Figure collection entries
****************

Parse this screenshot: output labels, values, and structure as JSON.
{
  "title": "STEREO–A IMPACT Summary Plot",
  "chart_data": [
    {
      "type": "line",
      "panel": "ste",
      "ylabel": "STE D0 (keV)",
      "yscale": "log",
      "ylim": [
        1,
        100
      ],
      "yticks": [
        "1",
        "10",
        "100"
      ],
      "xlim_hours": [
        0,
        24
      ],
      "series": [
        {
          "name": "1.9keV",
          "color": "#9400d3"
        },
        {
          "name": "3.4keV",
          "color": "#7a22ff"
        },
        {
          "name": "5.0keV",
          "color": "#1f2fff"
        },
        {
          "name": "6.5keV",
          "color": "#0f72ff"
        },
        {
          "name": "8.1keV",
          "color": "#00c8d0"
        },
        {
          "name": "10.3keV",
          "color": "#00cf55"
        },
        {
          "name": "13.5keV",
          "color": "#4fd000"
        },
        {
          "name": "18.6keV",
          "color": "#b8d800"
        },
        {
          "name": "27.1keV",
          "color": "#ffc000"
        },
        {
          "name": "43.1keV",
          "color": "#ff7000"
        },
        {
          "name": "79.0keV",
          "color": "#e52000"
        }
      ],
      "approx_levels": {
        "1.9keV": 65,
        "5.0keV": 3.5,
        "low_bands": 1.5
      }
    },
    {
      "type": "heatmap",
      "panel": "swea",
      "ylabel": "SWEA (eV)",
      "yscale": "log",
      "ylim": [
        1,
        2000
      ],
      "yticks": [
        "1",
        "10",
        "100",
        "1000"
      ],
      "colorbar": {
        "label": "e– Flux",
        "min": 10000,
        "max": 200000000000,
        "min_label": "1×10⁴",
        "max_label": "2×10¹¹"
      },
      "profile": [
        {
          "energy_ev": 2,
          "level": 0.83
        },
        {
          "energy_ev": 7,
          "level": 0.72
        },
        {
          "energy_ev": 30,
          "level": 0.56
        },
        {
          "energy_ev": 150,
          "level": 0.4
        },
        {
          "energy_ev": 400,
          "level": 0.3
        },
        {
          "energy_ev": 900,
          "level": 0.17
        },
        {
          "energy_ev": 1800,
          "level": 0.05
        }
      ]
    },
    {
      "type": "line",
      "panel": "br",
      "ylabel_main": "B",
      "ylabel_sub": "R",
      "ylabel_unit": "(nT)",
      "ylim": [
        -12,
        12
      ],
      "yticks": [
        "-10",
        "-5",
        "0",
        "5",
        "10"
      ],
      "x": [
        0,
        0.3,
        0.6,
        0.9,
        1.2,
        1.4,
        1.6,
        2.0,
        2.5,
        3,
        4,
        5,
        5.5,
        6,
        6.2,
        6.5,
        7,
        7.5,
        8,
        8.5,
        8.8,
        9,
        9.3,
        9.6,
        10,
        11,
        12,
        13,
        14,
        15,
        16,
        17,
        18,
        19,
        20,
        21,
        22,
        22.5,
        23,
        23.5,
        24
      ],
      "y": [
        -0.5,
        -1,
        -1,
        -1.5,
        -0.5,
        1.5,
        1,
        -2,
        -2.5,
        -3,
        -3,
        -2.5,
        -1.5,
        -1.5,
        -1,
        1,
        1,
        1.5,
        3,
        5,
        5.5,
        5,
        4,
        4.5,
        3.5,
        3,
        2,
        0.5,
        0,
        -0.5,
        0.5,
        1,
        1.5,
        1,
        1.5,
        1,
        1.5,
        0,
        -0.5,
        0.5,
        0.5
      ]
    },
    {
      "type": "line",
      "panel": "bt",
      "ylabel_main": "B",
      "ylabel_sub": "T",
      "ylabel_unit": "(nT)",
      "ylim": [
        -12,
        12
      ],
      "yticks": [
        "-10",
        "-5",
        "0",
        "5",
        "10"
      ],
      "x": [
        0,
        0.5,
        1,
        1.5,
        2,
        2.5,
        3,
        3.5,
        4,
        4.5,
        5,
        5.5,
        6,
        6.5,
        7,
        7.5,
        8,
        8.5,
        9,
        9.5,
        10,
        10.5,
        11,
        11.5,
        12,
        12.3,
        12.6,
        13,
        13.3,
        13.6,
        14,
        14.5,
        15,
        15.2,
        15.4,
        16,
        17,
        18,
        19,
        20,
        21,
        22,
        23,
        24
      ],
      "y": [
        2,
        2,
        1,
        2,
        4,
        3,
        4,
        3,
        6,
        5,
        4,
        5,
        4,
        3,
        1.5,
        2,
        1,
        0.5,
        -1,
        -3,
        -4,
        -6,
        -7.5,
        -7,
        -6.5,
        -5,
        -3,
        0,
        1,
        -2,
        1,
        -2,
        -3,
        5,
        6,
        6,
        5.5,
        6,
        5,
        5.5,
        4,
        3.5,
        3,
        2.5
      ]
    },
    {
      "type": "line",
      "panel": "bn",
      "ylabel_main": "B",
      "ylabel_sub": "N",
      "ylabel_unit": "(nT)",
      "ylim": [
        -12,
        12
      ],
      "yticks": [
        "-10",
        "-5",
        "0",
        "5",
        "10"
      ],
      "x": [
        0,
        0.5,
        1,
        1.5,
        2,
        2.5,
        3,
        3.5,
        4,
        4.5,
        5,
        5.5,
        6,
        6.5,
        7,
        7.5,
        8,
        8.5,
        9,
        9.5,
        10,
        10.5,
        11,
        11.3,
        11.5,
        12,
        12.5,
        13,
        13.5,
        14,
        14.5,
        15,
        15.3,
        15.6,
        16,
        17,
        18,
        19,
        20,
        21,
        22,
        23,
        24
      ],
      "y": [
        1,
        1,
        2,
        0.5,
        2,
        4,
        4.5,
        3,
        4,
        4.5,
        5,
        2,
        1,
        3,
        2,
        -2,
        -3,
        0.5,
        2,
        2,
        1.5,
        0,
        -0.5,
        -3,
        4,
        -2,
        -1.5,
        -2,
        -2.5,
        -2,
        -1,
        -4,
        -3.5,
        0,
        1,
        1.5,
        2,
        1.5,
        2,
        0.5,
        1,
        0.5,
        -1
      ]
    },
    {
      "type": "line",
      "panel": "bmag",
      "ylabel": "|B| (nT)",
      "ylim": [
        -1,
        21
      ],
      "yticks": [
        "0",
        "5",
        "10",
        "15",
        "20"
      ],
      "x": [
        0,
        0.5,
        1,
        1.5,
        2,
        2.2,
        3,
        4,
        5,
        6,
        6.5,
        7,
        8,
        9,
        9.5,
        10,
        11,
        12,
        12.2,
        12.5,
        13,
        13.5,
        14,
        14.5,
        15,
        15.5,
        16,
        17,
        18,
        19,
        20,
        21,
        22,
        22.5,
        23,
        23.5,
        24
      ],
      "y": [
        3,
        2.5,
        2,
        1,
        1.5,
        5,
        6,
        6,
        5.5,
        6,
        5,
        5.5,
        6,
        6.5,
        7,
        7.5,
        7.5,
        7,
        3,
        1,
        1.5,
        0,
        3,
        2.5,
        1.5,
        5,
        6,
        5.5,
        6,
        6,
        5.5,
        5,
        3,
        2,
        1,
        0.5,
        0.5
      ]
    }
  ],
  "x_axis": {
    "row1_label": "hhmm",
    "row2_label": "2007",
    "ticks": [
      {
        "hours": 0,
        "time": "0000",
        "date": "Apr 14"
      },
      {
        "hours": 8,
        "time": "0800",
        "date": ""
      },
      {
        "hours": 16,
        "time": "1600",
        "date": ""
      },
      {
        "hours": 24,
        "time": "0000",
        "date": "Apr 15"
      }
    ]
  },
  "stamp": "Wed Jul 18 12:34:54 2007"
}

****************

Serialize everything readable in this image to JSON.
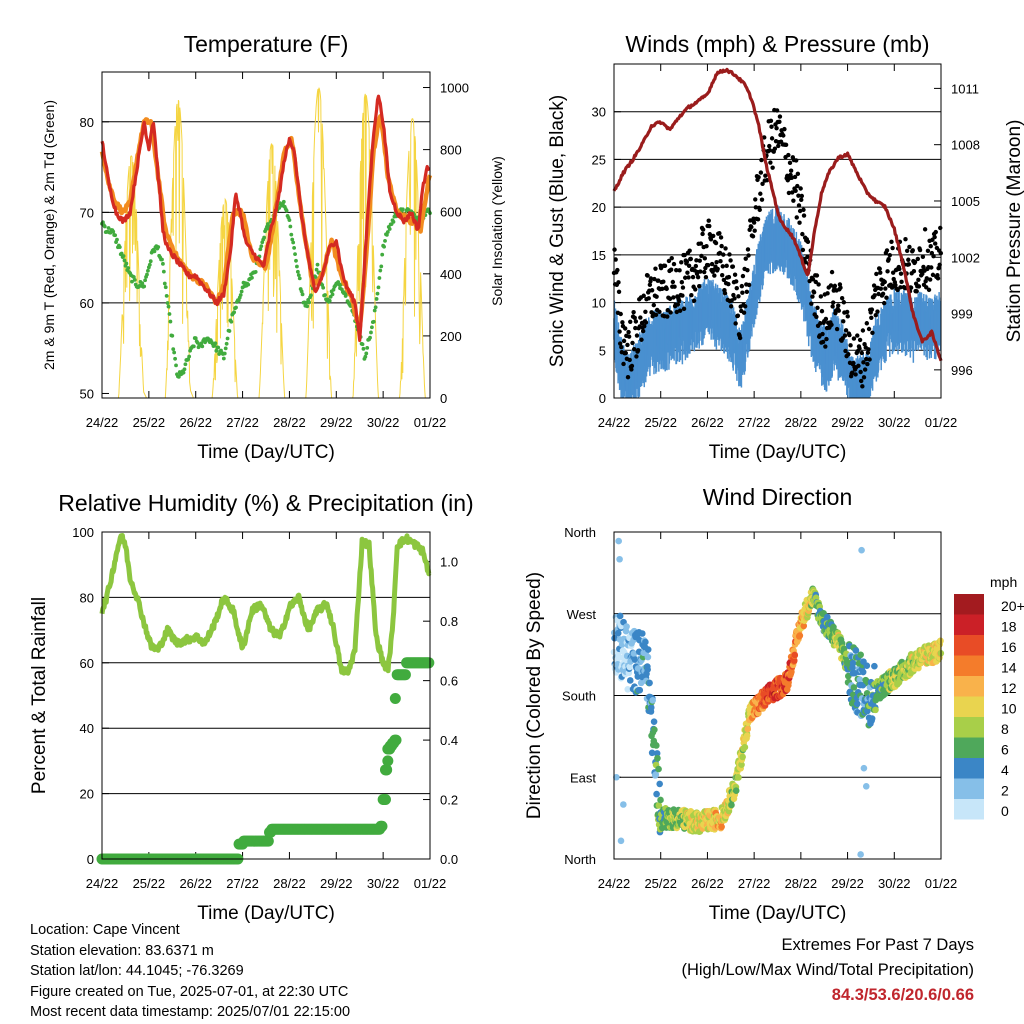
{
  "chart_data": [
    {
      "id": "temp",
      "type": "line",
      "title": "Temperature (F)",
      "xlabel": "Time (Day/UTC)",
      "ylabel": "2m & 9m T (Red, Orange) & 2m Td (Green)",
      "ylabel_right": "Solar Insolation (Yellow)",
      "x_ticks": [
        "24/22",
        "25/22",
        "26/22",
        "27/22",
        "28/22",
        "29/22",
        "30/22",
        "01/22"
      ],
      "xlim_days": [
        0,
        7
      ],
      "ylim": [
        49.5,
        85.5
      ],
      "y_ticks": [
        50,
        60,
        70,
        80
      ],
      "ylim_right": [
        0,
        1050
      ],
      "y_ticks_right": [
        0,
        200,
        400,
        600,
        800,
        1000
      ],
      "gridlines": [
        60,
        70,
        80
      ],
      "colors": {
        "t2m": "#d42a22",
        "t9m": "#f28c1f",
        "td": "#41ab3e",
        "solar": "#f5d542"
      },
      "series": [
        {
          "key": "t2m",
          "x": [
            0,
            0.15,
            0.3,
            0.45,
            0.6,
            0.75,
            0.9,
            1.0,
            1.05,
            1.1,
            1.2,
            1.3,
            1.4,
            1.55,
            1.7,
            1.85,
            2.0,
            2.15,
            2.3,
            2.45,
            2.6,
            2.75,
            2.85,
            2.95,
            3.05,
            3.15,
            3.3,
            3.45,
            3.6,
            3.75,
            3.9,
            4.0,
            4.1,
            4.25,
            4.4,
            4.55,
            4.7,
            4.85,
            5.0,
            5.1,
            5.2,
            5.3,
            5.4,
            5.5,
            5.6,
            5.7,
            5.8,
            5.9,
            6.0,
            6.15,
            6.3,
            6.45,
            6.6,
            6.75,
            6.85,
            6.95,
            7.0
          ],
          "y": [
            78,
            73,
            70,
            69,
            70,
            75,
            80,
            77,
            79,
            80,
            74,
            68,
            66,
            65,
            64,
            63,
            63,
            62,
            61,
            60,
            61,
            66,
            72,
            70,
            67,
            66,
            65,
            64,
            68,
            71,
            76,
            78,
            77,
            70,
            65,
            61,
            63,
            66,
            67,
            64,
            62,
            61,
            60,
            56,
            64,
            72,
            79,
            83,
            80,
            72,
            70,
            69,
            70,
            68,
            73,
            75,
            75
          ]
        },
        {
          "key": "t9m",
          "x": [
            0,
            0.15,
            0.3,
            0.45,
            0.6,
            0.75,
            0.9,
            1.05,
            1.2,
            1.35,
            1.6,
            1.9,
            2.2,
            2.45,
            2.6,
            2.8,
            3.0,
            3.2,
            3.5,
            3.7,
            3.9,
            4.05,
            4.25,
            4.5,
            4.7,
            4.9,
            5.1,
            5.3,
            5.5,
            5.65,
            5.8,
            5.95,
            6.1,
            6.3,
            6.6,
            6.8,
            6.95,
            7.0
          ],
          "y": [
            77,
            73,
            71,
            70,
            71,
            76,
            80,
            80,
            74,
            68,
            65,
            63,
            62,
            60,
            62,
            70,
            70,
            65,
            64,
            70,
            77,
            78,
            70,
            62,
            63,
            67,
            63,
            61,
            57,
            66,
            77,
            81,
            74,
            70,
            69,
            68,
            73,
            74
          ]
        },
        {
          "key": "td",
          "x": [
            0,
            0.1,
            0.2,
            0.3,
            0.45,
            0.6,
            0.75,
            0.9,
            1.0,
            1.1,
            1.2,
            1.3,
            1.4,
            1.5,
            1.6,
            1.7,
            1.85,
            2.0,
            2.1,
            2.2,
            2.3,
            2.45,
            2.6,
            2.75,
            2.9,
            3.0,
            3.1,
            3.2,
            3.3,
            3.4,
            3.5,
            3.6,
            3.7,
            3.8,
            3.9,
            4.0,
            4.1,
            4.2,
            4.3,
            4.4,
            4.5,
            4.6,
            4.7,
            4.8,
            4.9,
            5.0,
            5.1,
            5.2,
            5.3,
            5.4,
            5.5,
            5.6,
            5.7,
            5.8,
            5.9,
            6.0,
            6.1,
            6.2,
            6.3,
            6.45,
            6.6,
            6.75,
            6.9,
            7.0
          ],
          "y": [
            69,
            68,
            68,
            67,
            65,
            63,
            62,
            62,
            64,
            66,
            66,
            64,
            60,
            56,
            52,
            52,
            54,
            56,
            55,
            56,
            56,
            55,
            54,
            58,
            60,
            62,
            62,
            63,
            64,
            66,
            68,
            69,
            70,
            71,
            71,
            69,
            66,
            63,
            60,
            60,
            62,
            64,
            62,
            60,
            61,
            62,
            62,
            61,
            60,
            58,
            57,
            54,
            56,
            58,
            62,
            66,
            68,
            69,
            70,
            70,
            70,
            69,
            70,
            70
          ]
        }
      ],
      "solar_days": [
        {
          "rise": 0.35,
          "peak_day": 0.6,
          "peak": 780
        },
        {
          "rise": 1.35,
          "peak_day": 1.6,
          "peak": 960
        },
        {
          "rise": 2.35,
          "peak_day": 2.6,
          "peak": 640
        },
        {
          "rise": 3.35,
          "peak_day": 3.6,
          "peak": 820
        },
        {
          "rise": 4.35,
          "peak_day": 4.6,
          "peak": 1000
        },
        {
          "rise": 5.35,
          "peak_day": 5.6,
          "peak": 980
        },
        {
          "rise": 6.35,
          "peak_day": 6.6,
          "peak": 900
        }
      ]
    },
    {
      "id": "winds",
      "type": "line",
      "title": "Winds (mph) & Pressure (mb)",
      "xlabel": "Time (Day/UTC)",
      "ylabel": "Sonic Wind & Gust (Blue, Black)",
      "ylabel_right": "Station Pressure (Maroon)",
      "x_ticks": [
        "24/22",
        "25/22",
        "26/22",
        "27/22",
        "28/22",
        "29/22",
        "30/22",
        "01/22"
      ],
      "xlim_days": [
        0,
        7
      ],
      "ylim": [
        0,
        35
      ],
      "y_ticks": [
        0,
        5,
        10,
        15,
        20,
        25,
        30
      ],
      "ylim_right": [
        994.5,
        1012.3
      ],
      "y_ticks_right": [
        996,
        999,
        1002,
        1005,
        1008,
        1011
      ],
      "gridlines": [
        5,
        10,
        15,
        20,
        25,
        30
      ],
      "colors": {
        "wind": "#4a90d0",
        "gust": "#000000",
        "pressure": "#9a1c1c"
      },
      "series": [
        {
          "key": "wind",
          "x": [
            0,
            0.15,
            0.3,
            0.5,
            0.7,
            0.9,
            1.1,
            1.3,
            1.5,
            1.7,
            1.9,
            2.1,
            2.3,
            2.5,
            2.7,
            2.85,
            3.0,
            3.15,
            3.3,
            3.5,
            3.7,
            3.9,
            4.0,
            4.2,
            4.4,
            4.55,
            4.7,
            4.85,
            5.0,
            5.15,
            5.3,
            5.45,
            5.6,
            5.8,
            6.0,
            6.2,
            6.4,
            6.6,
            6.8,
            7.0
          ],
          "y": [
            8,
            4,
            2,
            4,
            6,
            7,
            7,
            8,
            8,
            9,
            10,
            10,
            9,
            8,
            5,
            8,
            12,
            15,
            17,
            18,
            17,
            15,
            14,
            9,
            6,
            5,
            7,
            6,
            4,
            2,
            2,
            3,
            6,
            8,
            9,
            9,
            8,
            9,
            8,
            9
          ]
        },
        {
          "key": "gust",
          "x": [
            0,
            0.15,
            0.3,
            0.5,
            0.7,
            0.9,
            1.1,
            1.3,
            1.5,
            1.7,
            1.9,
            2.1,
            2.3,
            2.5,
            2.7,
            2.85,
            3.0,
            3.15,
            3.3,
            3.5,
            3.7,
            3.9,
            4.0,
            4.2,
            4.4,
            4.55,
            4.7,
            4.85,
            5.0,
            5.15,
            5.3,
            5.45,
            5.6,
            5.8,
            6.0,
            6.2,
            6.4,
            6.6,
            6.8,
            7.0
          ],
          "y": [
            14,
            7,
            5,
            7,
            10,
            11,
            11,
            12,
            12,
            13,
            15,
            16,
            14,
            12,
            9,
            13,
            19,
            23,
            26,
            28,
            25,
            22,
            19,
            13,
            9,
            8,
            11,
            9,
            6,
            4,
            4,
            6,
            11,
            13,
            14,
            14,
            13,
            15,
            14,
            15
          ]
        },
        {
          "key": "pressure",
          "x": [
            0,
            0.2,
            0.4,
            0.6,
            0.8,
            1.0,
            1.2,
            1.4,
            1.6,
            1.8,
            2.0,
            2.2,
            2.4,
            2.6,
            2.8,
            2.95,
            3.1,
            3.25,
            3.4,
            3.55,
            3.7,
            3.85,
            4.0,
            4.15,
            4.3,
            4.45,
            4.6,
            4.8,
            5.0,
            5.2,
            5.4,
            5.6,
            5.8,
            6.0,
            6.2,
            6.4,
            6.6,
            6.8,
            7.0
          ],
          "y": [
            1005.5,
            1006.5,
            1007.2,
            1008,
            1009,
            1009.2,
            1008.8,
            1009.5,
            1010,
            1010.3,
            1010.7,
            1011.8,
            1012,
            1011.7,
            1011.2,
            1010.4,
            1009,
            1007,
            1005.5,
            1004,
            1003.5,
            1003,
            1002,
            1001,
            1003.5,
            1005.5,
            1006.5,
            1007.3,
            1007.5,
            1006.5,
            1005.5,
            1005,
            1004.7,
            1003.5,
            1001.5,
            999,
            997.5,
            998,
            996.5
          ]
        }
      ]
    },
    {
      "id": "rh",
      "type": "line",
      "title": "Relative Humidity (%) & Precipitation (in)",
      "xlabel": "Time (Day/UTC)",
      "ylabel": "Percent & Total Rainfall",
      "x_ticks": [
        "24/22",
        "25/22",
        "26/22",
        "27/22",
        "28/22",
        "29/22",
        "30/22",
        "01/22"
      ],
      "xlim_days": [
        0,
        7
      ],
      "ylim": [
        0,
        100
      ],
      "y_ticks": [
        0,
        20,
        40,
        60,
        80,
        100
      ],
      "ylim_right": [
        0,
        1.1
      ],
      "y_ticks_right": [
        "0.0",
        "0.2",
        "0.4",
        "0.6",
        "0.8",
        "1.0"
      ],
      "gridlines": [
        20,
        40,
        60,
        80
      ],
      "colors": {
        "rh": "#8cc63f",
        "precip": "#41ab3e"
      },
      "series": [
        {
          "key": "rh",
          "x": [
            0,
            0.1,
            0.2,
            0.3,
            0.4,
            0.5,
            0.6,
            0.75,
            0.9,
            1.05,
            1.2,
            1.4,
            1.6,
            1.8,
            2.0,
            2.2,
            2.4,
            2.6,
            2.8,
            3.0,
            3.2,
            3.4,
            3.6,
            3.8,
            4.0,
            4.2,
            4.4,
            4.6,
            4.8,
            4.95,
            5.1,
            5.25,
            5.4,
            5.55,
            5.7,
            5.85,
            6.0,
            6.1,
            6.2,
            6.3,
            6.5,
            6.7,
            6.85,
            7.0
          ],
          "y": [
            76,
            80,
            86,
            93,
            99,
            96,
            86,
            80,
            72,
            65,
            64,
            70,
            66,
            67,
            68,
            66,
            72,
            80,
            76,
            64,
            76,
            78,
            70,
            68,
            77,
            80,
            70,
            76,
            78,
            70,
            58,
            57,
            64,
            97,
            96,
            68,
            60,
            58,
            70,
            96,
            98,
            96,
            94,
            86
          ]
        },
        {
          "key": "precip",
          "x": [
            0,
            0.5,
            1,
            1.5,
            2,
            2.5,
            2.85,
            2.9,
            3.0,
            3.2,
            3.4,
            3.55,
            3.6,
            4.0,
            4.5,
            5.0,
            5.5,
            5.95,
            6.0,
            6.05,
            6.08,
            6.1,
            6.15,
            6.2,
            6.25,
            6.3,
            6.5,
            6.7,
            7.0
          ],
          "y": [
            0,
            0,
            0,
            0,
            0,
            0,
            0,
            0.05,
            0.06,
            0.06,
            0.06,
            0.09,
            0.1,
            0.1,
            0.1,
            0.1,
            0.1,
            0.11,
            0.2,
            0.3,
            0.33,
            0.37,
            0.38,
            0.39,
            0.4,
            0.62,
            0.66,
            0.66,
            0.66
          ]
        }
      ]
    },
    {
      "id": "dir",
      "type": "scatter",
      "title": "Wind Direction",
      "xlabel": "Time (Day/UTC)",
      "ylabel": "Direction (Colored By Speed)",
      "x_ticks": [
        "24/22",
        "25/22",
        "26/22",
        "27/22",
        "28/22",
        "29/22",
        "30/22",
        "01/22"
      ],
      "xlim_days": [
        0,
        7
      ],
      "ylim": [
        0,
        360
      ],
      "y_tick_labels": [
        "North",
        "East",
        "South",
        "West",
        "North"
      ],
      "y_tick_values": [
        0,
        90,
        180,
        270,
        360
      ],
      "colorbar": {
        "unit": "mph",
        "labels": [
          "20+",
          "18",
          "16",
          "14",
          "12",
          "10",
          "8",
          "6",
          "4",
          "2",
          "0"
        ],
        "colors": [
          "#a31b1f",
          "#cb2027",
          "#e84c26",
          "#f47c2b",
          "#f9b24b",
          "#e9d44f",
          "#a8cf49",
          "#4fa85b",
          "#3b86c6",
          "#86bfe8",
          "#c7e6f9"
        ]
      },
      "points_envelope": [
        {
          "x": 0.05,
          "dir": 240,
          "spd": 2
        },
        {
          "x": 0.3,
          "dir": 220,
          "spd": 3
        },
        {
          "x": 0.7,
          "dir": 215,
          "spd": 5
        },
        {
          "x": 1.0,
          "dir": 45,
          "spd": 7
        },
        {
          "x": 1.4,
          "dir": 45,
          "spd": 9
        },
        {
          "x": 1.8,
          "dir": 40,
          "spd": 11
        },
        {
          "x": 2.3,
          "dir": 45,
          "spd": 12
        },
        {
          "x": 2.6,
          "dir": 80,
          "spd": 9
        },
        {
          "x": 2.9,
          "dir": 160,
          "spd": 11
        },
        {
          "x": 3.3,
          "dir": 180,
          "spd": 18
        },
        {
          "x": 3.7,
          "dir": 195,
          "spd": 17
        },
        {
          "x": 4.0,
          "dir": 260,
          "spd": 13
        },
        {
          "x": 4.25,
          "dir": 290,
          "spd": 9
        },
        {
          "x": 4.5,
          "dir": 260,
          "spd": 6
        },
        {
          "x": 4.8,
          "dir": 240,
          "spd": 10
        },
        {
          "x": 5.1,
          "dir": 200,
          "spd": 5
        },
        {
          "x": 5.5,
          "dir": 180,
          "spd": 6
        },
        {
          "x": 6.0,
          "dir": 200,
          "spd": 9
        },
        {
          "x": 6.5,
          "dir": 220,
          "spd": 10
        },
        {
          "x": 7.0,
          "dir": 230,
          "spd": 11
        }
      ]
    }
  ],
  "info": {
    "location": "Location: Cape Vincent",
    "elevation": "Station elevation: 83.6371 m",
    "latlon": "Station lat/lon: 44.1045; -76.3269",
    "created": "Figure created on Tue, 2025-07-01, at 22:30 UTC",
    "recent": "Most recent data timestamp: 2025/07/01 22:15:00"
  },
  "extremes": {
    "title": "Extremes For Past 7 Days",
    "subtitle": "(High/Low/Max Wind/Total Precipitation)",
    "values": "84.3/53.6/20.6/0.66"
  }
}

****************

> Requirements
Among the lines of the data above, determine how many contain the word "name". Report the number alone.

> Complete answer
11